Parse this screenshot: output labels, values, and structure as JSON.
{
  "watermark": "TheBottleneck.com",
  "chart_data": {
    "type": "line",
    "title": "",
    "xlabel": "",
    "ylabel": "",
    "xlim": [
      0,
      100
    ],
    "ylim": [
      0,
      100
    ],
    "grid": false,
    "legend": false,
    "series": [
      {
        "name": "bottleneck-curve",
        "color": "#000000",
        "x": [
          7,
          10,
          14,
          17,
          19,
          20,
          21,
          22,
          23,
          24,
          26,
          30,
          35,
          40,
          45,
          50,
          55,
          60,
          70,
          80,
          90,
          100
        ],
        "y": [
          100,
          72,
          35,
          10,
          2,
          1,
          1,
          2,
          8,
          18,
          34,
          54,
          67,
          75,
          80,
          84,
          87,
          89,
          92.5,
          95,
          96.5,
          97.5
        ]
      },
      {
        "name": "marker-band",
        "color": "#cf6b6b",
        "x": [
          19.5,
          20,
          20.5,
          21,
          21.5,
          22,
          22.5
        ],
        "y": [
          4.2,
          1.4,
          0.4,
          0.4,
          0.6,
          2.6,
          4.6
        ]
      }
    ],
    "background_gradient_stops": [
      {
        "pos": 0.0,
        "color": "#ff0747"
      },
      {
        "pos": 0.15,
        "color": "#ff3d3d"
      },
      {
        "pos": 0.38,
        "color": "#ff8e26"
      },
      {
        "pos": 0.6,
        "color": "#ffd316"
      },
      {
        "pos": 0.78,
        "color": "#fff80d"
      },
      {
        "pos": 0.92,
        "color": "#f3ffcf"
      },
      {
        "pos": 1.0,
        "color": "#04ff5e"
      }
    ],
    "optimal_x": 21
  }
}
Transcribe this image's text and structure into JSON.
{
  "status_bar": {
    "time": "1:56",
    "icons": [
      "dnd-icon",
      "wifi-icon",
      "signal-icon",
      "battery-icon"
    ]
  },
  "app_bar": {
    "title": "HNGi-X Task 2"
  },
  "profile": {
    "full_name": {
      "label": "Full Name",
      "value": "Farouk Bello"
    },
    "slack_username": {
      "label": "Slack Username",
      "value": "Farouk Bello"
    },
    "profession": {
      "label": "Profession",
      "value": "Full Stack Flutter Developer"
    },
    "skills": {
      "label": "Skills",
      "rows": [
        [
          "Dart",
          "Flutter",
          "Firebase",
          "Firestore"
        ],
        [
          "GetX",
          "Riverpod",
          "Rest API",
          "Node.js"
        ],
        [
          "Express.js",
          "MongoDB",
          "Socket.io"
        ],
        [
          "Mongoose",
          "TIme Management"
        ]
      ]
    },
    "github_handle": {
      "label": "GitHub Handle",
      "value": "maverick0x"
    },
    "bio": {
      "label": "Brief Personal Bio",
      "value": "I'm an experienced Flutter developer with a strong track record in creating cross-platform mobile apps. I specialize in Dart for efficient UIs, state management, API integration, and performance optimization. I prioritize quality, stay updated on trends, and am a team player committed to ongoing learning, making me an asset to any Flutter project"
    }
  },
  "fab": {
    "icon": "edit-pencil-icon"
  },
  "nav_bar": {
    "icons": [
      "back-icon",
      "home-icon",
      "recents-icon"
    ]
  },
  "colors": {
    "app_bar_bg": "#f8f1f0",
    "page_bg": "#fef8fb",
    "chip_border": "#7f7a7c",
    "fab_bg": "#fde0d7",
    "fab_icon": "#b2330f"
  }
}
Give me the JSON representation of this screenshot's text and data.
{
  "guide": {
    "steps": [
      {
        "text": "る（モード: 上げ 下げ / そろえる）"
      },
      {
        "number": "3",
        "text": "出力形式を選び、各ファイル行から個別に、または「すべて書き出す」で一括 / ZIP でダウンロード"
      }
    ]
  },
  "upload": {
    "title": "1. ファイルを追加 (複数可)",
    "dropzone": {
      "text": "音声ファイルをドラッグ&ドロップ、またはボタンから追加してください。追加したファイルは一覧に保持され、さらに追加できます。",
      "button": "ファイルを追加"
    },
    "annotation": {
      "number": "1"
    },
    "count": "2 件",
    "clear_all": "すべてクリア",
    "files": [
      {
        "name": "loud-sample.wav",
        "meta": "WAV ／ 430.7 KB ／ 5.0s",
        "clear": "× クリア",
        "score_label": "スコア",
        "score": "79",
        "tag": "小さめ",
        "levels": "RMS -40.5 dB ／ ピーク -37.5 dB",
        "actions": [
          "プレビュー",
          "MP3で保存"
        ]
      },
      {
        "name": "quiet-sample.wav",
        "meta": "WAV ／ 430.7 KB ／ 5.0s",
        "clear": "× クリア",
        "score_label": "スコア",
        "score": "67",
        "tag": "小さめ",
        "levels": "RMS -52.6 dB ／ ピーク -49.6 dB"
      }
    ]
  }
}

----

**GIVEN INSTRUCTION**
Check the data for the word "text" and pull out the lines that have it.

**THE OUTPUT**
Transcribe this image's text and structure into JSON.
Give me the JSON representation of this screenshot's text and data.
        "text": "る（モード: 上げ 下げ / そろえる）"
        "text": "出力形式を選び、各ファイル行から個別に、または「すべて書き出す」で一括 / ZIP でダウンロード"
      "text": "音声ファイルをドラッグ&ドロップ、またはボタンから追加してください。追加したファイルは一覧に保持され、さらに追加できます。",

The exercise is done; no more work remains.